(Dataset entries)

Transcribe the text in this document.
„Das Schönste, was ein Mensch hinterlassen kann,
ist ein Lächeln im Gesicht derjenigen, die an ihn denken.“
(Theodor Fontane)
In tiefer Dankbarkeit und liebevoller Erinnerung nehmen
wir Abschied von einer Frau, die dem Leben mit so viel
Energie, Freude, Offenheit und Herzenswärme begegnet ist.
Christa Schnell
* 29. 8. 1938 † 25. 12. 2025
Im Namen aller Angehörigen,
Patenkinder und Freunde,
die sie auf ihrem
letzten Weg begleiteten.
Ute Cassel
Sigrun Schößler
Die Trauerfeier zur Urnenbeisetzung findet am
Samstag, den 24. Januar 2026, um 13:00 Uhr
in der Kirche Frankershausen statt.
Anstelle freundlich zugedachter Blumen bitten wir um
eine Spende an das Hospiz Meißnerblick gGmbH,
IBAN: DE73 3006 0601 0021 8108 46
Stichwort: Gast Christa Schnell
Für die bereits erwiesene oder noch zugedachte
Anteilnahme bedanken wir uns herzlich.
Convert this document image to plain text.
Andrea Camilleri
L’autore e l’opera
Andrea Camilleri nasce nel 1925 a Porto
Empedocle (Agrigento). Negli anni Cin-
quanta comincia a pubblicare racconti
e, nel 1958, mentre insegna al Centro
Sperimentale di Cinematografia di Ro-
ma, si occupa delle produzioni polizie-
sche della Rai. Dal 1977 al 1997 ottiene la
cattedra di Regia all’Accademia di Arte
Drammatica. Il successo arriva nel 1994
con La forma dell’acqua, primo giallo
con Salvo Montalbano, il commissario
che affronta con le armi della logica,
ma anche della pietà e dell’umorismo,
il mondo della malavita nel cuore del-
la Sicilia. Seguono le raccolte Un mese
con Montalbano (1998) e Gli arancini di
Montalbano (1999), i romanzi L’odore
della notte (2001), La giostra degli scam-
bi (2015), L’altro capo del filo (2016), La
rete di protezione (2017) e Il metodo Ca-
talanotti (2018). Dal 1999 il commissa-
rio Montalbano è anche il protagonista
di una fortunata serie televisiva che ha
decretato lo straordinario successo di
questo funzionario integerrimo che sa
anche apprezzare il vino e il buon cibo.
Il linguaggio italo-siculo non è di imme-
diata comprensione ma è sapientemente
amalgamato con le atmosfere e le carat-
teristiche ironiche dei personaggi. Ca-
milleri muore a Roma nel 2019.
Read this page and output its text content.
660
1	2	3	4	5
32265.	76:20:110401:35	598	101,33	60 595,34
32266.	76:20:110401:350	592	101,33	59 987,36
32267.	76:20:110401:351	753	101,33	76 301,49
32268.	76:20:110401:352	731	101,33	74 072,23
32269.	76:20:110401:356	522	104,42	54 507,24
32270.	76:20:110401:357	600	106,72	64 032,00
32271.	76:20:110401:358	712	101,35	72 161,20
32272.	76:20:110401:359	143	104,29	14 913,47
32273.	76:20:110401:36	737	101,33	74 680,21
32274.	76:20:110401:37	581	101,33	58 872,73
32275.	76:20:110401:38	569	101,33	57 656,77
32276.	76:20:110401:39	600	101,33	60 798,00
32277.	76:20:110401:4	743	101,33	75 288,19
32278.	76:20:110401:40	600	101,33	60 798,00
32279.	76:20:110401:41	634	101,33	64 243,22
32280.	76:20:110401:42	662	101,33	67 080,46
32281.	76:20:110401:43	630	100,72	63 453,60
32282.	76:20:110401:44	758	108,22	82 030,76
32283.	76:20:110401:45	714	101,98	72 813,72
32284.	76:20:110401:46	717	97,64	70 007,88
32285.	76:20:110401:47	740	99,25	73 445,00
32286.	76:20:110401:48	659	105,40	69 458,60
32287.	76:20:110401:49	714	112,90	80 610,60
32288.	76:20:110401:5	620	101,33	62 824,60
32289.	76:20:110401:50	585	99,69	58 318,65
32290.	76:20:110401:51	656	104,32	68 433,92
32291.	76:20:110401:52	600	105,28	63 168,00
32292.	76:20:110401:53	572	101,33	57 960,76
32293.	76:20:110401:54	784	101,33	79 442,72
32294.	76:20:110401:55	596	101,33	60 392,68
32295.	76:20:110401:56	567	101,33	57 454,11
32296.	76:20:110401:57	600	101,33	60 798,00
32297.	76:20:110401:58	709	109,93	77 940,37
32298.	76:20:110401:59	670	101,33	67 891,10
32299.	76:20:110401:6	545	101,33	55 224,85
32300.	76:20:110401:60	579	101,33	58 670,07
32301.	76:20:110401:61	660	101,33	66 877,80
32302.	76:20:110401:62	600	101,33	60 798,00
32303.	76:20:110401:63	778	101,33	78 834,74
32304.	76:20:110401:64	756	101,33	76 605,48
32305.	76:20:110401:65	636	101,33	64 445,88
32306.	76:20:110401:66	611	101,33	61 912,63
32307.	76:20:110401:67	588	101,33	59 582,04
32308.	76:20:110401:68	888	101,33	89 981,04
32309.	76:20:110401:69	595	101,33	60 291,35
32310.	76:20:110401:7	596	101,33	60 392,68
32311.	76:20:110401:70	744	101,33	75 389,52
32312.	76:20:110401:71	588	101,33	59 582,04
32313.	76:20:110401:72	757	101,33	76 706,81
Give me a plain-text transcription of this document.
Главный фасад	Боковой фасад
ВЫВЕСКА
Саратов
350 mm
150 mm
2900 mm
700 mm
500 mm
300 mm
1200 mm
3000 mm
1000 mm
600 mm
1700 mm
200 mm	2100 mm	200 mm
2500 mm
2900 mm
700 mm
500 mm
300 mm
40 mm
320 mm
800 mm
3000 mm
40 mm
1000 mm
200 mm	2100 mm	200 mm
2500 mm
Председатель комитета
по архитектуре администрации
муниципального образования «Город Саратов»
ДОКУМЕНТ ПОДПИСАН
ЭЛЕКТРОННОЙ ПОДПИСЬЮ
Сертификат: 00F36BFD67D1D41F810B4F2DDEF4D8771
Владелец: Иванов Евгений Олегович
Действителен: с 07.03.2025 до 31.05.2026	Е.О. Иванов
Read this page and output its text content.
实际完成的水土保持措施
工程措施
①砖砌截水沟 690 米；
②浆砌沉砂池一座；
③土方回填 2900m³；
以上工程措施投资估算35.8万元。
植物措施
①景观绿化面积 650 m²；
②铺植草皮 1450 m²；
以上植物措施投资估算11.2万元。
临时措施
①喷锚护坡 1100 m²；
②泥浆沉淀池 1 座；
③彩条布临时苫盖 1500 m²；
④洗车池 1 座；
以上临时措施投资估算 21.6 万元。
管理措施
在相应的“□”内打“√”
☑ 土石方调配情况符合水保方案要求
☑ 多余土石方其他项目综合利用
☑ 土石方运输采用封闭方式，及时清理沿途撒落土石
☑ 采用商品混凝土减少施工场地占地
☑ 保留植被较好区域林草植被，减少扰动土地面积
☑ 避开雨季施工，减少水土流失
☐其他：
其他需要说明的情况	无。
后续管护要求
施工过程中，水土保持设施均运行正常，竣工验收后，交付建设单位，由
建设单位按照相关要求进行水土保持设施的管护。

Set exercise:
Return the entries in full, keeping every line exactly as it is.

Result:
Transcribe the text in this document.
„Das Schönste, was ein Mensch hinterlassen kann,
ist ein Lächeln im Gesicht derjenigen, die an ihn denken.“
(Theodor Fontane)
In tiefer Dankbarkeit und liebevoller Erinnerung nehmen
wir Abschied von einer Frau, die dem Leben mit so viel
Energie, Freude, Offenheit und Herzenswärme begegnet ist.
Christa Schnell
* 29. 8. 1938 † 25. 12. 2025
Im Namen aller Angehörigen,
Patenkinder und Freunde,
die sie auf ihrem
letzten Weg begleiteten.
Ute Cassel
Sigrun Schößler
Die Trauerfeier zur Urnenbeisetzung findet am
Samstag, den 24. Januar 2026, um 13:00 Uhr
in der Kirche Frankershausen statt.
Anstelle freundlich zugedachter Blumen bitten wir um
eine Spende an das Hospiz Meißnerblick gGmbH,
IBAN: DE73 3006 0601 0021 8108 46
Stichwort: Gast Christa Schnell
Für die bereits erwiesene oder noch zugedachte
Anteilnahme bedanken wir uns herzlich.
Convert this document image to plain text.
Andrea Camilleri
L’autore e l’opera
Andrea Camilleri nasce nel 1925 a Porto
Empedocle (Agrigento). Negli anni Cin-
quanta comincia a pubblicare racconti
e, nel 1958, mentre insegna al Centro
Sperimentale di Cinematografia di Ro-
ma, si occupa delle produzioni polizie-
sche della Rai. Dal 1977 al 1997 ottiene la
cattedra di Regia all’Accademia di Arte
Drammatica. Il successo arriva nel 1994
con La forma dell’acqua, primo giallo
con Salvo Montalbano, il commissario
che affronta con le armi della logica,
ma anche della pietà e dell’umorismo,
il mondo della malavita nel cuore del-
la Sicilia. Seguono le raccolte Un mese
con Montalbano (1998) e Gli arancini di
Montalbano (1999), i romanzi L’odore
della notte (2001), La giostra degli scam-
bi (2015), L’altro capo del filo (2016), La
rete di protezione (2017) e Il metodo Ca-
talanotti (2018). Dal 1999 il commissa-
rio Montalbano è anche il protagonista
di una fortunata serie televisiva che ha
decretato lo straordinario successo di
questo funzionario integerrimo che sa
anche apprezzare il vino e il buon cibo.
Il linguaggio italo-siculo non è di imme-
diata comprensione ma è sapientemente
amalgamato con le atmosfere e le carat-
teristiche ironiche dei personaggi. Ca-
milleri muore a Roma nel 2019.
Read this page and output its text content.
660
1	2	3	4	5
32265.	76:20:110401:35	598	101,33	60 595,34
32266.	76:20:110401:350	592	101,33	59 987,36
32267.	76:20:110401:351	753	101,33	76 301,49
32268.	76:20:110401:352	731	101,33	74 072,23
32269.	76:20:110401:356	522	104,42	54 507,24
32270.	76:20:110401:357	600	106,72	64 032,00
32271.	76:20:110401:358	712	101,35	72 161,20
32272.	76:20:110401:359	143	104,29	14 913,47
32273.	76:20:110401:36	737	101,33	74 680,21
32274.	76:20:110401:37	581	101,33	58 872,73
32275.	76:20:110401:38	569	101,33	57 656,77
32276.	76:20:110401:39	600	101,33	60 798,00
32277.	76:20:110401:4	743	101,33	75 288,19
32278.	76:20:110401:40	600	101,33	60 798,00
32279.	76:20:110401:41	634	101,33	64 243,22
32280.	76:20:110401:42	662	101,33	67 080,46
32281.	76:20:110401:43	630	100,72	63 453,60
32282.	76:20:110401:44	758	108,22	82 030,76
32283.	76:20:110401:45	714	101,98	72 813,72
32284.	76:20:110401:46	717	97,64	70 007,88
32285.	76:20:110401:47	740	99,25	73 445,00
32286.	76:20:110401:48	659	105,40	69 458,60
32287.	76:20:110401:49	714	112,90	80 610,60
32288.	76:20:110401:5	620	101,33	62 824,60
32289.	76:20:110401:50	585	99,69	58 318,65
32290.	76:20:110401:51	656	104,32	68 433,92
32291.	76:20:110401:52	600	105,28	63 168,00
32292.	76:20:110401:53	572	101,33	57 960,76
32293.	76:20:110401:54	784	101,33	79 442,72
32294.	76:20:110401:55	596	101,33	60 392,68
32295.	76:20:110401:56	567	101,33	57 454,11
32296.	76:20:110401:57	600	101,33	60 798,00
32297.	76:20:110401:58	709	109,93	77 940,37
32298.	76:20:110401:59	670	101,33	67 891,10
32299.	76:20:110401:6	545	101,33	55 224,85
32300.	76:20:110401:60	579	101,33	58 670,07
32301.	76:20:110401:61	660	101,33	66 877,80
32302.	76:20:110401:62	600	101,33	60 798,00
32303.	76:20:110401:63	778	101,33	78 834,74
32304.	76:20:110401:64	756	101,33	76 605,48
32305.	76:20:110401:65	636	101,33	64 445,88
32306.	76:20:110401:66	611	101,33	61 912,63
32307.	76:20:110401:67	588	101,33	59 582,04
32308.	76:20:110401:68	888	101,33	89 981,04
32309.	76:20:110401:69	595	101,33	60 291,35
32310.	76:20:110401:7	596	101,33	60 392,68
32311.	76:20:110401:70	744	101,33	75 389,52
32312.	76:20:110401:71	588	101,33	59 582,04
32313.	76:20:110401:72	757	101,33	76 706,81
Give me a plain-text transcription of this document.
Главный фасад	Боковой фасад
ВЫВЕСКА
Саратов
350 mm
150 mm
2900 mm
700 mm
500 mm
300 mm
1200 mm
3000 mm
1000 mm
600 mm
1700 mm
200 mm	2100 mm	200 mm
2500 mm
2900 mm
700 mm
500 mm
300 mm
40 mm
320 mm
800 mm
3000 mm
40 mm
1000 mm
200 mm	2100 mm	200 mm
2500 mm
Председатель комитета
по архитектуре администрации
муниципального образования «Город Саратов»
ДОКУМЕНТ ПОДПИСАН
ЭЛЕКТРОННОЙ ПОДПИСЬЮ
Сертификат: 00F36BFD67D1D41F810B4F2DDEF4D8771
Владелец: Иванов Евгений Олегович
Действителен: с 07.03.2025 до 31.05.2026	Е.О. Иванов
Read this page and output its text content.
实际完成的水土保持措施
工程措施
①砖砌截水沟 690 米；
②浆砌沉砂池一座；
③土方回填 2900m³；
以上工程措施投资估算35.8万元。
植物措施
①景观绿化面积 650 m²；
②铺植草皮 1450 m²；
以上植物措施投资估算11.2万元。
临时措施
①喷锚护坡 1100 m²；
②泥浆沉淀池 1 座；
③彩条布临时苫盖 1500 m²；
④洗车池 1 座；
以上临时措施投资估算 21.6 万元。
管理措施
在相应的“□”内打“√”
☑ 土石方调配情况符合水保方案要求
☑ 多余土石方其他项目综合利用
☑ 土石方运输采用封闭方式，及时清理沿途撒落土石
☑ 采用商品混凝土减少施工场地占地
☑ 保留植被较好区域林草植被，减少扰动土地面积
☑ 避开雨季施工，减少水土流失
☐其他：
其他需要说明的情况	无。
后续管护要求
施工过程中，水土保持设施均运行正常，竣工验收后，交付建设单位，由
建设单位按照相关要求进行水土保持设施的管护。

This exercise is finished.